Reproduce the records starting at the line containing "time-arc: [107, 211, 170, 228]" and ending at the line containing "year-label: 1927: [774, 574, 822, 597]", with "legend-label" swapped for "legend-text" and nothing else altered.

begin

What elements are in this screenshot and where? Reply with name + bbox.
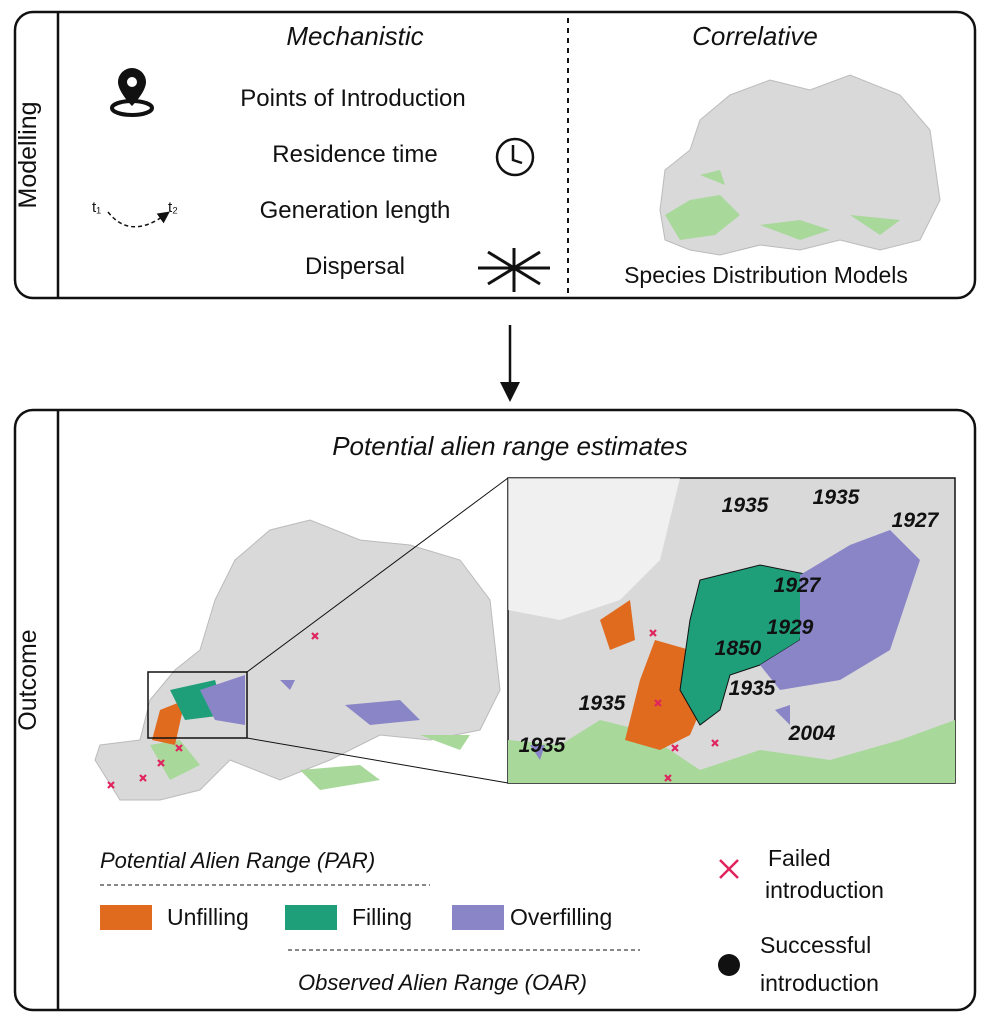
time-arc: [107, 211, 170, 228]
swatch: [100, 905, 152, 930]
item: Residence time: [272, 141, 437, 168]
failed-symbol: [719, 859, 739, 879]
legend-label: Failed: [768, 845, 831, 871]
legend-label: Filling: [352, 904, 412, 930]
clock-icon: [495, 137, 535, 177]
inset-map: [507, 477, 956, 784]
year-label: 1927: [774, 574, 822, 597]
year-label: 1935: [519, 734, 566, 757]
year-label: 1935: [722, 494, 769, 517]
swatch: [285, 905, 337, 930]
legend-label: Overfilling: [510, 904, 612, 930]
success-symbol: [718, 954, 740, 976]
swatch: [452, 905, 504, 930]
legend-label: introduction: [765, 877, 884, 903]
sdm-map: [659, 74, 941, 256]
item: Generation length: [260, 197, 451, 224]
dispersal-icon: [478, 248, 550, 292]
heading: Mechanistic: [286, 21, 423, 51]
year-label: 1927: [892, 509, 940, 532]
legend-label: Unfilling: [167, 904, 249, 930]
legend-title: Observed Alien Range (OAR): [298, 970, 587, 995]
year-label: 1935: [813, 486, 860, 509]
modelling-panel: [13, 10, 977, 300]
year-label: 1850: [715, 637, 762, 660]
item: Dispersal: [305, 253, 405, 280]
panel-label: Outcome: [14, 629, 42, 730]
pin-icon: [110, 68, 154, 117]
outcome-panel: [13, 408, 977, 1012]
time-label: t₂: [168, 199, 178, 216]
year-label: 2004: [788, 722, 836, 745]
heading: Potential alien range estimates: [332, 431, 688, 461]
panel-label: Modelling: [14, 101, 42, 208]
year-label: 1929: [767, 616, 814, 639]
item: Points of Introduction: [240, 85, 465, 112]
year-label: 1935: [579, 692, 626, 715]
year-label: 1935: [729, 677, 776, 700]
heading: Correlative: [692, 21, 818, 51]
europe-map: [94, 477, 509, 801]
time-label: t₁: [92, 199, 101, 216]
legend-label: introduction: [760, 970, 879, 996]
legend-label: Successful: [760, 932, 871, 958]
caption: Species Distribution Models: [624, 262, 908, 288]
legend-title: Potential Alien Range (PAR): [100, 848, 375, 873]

end
begin

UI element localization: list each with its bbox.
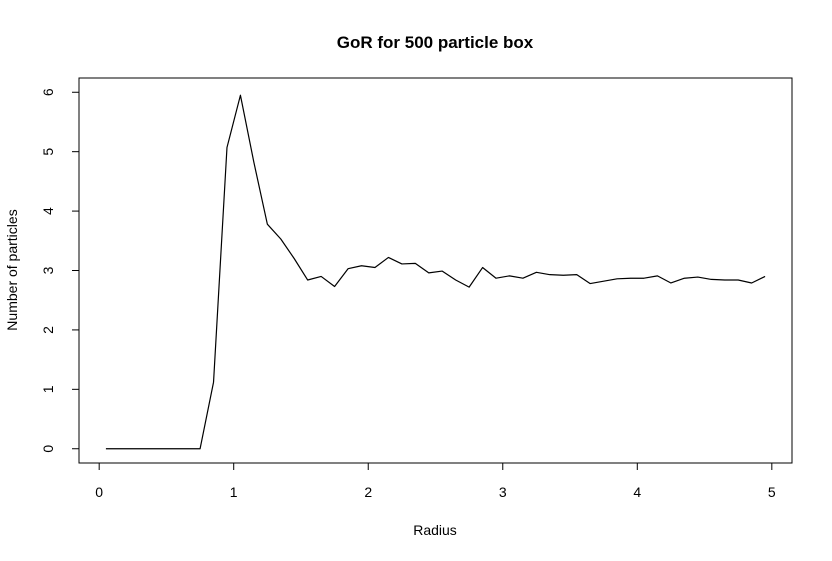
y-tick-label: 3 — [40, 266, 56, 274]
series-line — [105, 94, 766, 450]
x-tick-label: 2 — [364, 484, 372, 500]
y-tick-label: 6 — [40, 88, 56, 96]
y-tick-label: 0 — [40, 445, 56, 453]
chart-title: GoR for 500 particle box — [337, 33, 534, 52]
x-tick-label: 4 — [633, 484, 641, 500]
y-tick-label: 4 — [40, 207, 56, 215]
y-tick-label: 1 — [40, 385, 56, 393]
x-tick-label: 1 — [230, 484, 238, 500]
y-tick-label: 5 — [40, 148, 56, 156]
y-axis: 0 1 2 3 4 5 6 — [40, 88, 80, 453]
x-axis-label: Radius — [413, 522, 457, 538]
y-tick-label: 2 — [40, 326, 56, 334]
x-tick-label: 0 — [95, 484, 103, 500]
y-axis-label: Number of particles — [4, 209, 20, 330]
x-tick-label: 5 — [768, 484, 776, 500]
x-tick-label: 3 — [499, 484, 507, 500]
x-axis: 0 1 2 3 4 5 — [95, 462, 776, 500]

end
begin

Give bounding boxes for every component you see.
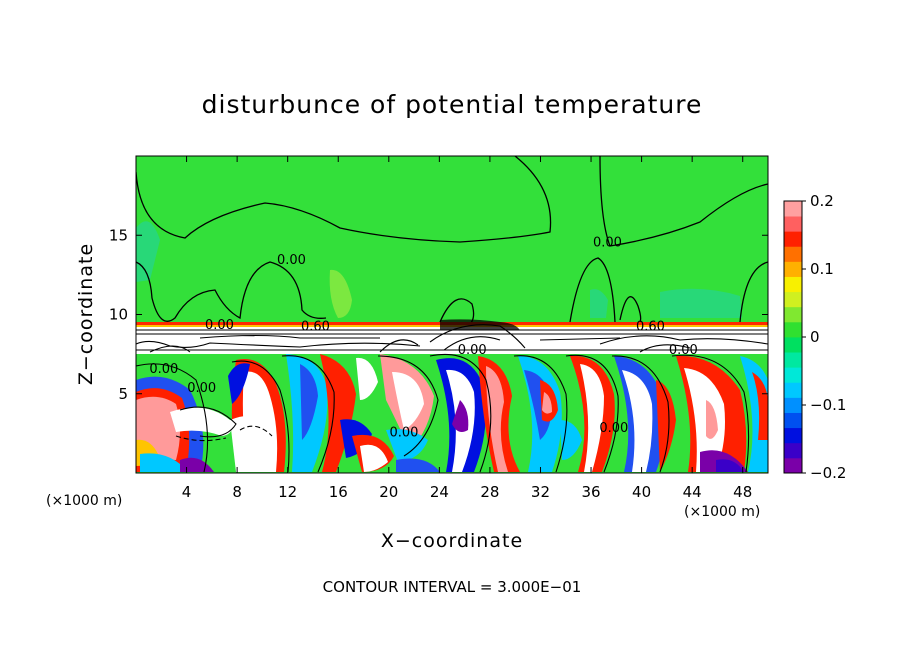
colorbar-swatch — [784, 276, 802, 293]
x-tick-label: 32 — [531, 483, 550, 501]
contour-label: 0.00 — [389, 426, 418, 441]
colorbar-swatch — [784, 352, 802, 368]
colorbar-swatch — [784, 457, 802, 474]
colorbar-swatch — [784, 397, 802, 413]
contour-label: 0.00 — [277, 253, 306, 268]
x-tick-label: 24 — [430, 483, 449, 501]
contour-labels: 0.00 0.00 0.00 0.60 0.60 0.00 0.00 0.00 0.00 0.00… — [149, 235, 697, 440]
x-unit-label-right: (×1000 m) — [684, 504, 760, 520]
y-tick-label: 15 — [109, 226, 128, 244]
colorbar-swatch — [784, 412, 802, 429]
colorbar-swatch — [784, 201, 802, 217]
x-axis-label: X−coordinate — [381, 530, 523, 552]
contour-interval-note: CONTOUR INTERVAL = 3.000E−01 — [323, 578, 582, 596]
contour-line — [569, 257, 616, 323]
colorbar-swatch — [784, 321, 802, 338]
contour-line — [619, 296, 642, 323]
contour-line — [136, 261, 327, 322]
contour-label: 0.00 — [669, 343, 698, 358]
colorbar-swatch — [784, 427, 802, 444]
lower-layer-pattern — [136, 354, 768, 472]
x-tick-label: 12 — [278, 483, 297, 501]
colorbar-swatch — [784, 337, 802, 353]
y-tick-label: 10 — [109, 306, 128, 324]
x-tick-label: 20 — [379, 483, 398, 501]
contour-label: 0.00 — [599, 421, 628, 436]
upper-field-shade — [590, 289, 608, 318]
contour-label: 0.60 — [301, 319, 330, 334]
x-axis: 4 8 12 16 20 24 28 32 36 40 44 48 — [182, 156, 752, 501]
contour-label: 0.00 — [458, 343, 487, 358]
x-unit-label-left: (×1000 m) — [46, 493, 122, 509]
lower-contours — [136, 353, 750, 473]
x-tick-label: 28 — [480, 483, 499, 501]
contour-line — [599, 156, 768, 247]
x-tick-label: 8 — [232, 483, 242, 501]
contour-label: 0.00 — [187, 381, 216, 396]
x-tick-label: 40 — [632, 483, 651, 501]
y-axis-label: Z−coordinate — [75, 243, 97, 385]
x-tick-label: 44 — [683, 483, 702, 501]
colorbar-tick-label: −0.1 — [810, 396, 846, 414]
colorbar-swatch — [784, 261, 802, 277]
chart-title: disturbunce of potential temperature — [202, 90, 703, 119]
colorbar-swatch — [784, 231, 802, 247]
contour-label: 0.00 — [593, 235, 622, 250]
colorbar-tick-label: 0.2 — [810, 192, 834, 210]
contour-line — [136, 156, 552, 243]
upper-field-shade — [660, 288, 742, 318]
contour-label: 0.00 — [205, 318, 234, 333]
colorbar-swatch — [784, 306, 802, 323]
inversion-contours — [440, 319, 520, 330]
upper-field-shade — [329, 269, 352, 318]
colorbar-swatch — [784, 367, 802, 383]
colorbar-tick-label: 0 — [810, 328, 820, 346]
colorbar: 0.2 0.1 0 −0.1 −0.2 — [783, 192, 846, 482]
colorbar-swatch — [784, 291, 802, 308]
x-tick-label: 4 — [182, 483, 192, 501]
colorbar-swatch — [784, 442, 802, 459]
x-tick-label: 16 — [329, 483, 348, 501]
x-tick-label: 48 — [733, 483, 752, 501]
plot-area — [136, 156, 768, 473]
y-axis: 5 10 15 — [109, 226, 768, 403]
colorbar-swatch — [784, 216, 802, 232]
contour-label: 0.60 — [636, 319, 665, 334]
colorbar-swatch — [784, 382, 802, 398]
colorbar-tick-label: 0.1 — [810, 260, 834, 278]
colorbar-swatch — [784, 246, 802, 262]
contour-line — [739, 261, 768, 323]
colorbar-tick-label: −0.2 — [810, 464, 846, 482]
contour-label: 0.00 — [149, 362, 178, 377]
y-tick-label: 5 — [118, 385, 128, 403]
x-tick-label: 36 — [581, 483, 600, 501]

end

The completed task
time-arc: [107, 211, 170, 228]
swatch: [100, 905, 152, 930]
item: Residence time: [272, 141, 437, 168]
failed-symbol: [719, 859, 739, 879]
legend-text: Failed: [768, 845, 831, 871]
legend-text: Filling: [352, 904, 412, 930]
clock-icon: [495, 137, 535, 177]
inset-map: [507, 477, 956, 784]
year-label: 1927: [774, 574, 822, 597]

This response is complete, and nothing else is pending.